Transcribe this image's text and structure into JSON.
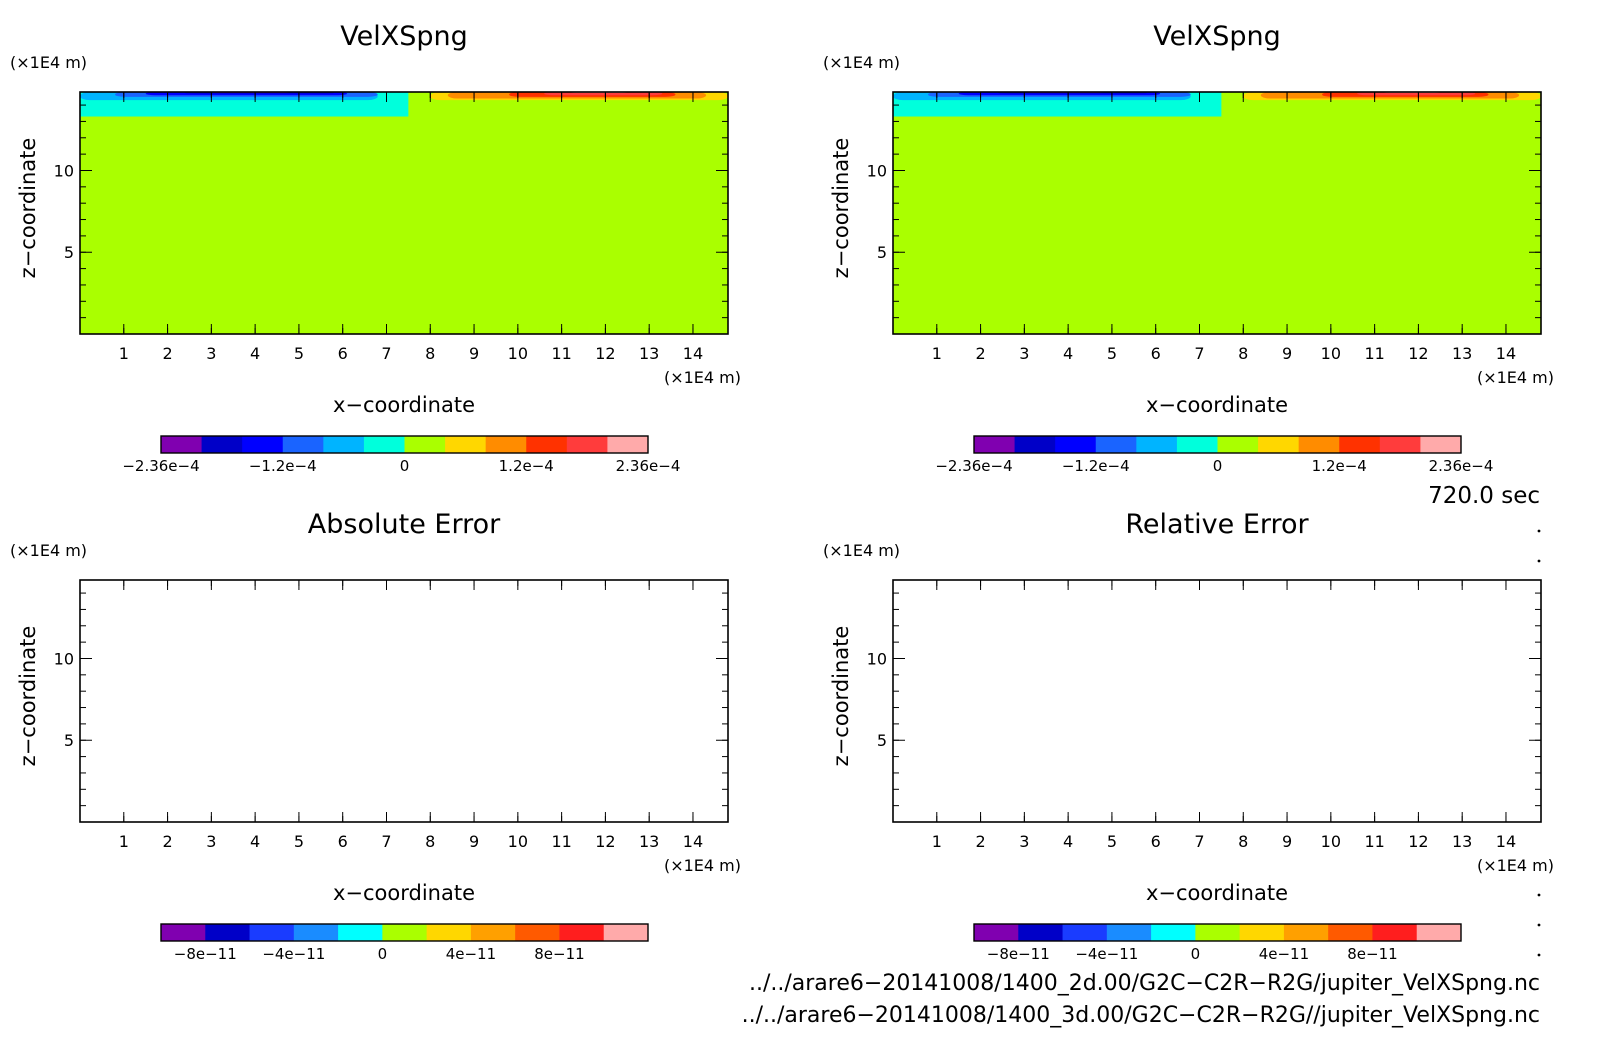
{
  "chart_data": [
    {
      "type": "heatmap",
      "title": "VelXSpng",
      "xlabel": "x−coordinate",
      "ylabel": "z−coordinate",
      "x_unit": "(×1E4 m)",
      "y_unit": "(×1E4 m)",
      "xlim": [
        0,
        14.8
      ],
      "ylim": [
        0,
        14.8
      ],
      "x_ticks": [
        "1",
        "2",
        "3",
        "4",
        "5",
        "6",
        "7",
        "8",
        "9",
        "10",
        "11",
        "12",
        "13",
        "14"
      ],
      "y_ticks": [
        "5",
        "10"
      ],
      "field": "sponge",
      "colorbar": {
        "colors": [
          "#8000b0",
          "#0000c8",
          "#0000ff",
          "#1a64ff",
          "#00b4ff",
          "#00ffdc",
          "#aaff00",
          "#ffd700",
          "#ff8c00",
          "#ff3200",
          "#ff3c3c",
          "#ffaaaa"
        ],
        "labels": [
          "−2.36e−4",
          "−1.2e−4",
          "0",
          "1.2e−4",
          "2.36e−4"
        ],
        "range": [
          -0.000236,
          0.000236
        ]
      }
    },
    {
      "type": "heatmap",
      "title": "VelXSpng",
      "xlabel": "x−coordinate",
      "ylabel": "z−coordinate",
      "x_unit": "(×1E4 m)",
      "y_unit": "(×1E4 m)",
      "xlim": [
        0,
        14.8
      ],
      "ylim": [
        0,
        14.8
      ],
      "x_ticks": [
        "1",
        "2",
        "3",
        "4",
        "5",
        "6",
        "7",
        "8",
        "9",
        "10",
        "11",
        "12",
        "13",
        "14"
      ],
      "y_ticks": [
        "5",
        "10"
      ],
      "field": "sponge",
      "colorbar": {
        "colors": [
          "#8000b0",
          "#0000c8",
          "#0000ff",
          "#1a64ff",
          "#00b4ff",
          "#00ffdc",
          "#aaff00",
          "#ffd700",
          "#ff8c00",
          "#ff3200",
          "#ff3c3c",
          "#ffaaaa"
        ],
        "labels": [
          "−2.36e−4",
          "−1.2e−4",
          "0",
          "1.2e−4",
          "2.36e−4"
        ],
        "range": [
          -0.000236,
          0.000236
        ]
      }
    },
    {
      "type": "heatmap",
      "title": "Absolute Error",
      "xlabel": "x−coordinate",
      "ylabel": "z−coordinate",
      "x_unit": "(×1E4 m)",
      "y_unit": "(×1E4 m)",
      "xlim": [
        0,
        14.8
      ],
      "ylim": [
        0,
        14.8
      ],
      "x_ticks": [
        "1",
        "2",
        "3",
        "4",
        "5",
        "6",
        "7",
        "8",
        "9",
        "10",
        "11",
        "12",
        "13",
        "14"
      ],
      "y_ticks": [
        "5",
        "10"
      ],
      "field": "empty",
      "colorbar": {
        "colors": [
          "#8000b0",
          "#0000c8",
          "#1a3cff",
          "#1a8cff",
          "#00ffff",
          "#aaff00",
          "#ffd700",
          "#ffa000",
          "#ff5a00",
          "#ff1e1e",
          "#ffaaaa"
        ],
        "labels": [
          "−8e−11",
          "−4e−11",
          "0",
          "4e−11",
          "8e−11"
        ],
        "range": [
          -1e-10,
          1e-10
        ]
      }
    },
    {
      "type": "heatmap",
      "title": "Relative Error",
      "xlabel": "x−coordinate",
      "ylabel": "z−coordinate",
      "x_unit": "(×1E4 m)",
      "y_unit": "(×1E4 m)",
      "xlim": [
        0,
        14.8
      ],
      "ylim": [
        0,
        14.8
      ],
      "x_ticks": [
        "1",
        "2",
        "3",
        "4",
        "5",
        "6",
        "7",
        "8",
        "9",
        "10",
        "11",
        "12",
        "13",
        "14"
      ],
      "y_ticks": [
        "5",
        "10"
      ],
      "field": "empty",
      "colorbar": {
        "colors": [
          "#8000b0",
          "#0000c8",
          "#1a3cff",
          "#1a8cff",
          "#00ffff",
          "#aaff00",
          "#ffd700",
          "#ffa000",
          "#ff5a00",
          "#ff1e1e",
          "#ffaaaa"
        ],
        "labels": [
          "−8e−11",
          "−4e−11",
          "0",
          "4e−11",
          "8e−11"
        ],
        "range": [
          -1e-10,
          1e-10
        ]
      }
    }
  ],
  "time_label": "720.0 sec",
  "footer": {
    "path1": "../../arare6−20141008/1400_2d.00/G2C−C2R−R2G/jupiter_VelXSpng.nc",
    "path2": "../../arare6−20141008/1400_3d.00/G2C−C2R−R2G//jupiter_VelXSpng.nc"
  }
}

__________

• Set exercise: Pictures appear in the records above. Output everything except them, exactly.

• Task result:
Transcribe this image's text and structure into JSON.
{
  "chart_data": [
    {
      "type": "heatmap",
      "title": "VelXSpng",
      "xlabel": "x−coordinate",
      "ylabel": "z−coordinate",
      "x_unit": "(×1E4 m)",
      "y_unit": "(×1E4 m)",
      "xlim": [
        0,
        14.8
      ],
      "ylim": [
        0,
        14.8
      ],
      "x_ticks": [
        "1",
        "2",
        "3",
        "4",
        "5",
        "6",
        "7",
        "8",
        "9",
        "10",
        "11",
        "12",
        "13",
        "14"
      ],
      "y_ticks": [
        "5",
        "10"
      ],
      "field": "sponge",
      "colorbar": {
        "colors": [
          "#8000b0",
          "#0000c8",
          "#0000ff",
          "#1a64ff",
          "#00b4ff",
          "#00ffdc",
          "#aaff00",
          "#ffd700",
          "#ff8c00",
          "#ff3200",
          "#ff3c3c",
          "#ffaaaa"
        ],
        "labels": [
          "−2.36e−4",
          "−1.2e−4",
          "0",
          "1.2e−4",
          "2.36e−4"
        ],
        "range": [
          -0.000236,
          0.000236
        ]
      }
    },
    {
      "type": "heatmap",
      "title": "VelXSpng",
      "xlabel": "x−coordinate",
      "ylabel": "z−coordinate",
      "x_unit": "(×1E4 m)",
      "y_unit": "(×1E4 m)",
      "xlim": [
        0,
        14.8
      ],
      "ylim": [
        0,
        14.8
      ],
      "x_ticks": [
        "1",
        "2",
        "3",
        "4",
        "5",
        "6",
        "7",
        "8",
        "9",
        "10",
        "11",
        "12",
        "13",
        "14"
      ],
      "y_ticks": [
        "5",
        "10"
      ],
      "field": "sponge",
      "colorbar": {
        "colors": [
          "#8000b0",
          "#0000c8",
          "#0000ff",
          "#1a64ff",
          "#00b4ff",
          "#00ffdc",
          "#aaff00",
          "#ffd700",
          "#ff8c00",
          "#ff3200",
          "#ff3c3c",
          "#ffaaaa"
        ],
        "labels": [
          "−2.36e−4",
          "−1.2e−4",
          "0",
          "1.2e−4",
          "2.36e−4"
        ],
        "range": [
          -0.000236,
          0.000236
        ]
      }
    },
    {
      "type": "heatmap",
      "title": "Absolute Error",
      "xlabel": "x−coordinate",
      "ylabel": "z−coordinate",
      "x_unit": "(×1E4 m)",
      "y_unit": "(×1E4 m)",
      "xlim": [
        0,
        14.8
      ],
      "ylim": [
        0,
        14.8
      ],
      "x_ticks": [
        "1",
        "2",
        "3",
        "4",
        "5",
        "6",
        "7",
        "8",
        "9",
        "10",
        "11",
        "12",
        "13",
        "14"
      ],
      "y_ticks": [
        "5",
        "10"
      ],
      "field": "empty",
      "colorbar": {
        "colors": [
          "#8000b0",
          "#0000c8",
          "#1a3cff",
          "#1a8cff",
          "#00ffff",
          "#aaff00",
          "#ffd700",
          "#ffa000",
          "#ff5a00",
          "#ff1e1e",
          "#ffaaaa"
        ],
        "labels": [
          "−8e−11",
          "−4e−11",
          "0",
          "4e−11",
          "8e−11"
        ],
        "range": [
          -1e-10,
          1e-10
        ]
      }
    },
    {
      "type": "heatmap",
      "title": "Relative Error",
      "xlabel": "x−coordinate",
      "ylabel": "z−coordinate",
      "x_unit": "(×1E4 m)",
      "y_unit": "(×1E4 m)",
      "xlim": [
        0,
        14.8
      ],
      "ylim": [
        0,
        14.8
      ],
      "x_ticks": [
        "1",
        "2",
        "3",
        "4",
        "5",
        "6",
        "7",
        "8",
        "9",
        "10",
        "11",
        "12",
        "13",
        "14"
      ],
      "y_ticks": [
        "5",
        "10"
      ],
      "field": "empty",
      "colorbar": {
        "colors": [
          "#8000b0",
          "#0000c8",
          "#1a3cff",
          "#1a8cff",
          "#00ffff",
          "#aaff00",
          "#ffd700",
          "#ffa000",
          "#ff5a00",
          "#ff1e1e",
          "#ffaaaa"
        ],
        "labels": [
          "−8e−11",
          "−4e−11",
          "0",
          "4e−11",
          "8e−11"
        ],
        "range": [
          -1e-10,
          1e-10
        ]
      }
    }
  ],
  "time_label": "720.0 sec",
  "footer": {
    "path1": "../../arare6−20141008/1400_2d.00/G2C−C2R−R2G/jupiter_VelXSpng.nc",
    "path2": "../../arare6−20141008/1400_3d.00/G2C−C2R−R2G//jupiter_VelXSpng.nc"
  }
}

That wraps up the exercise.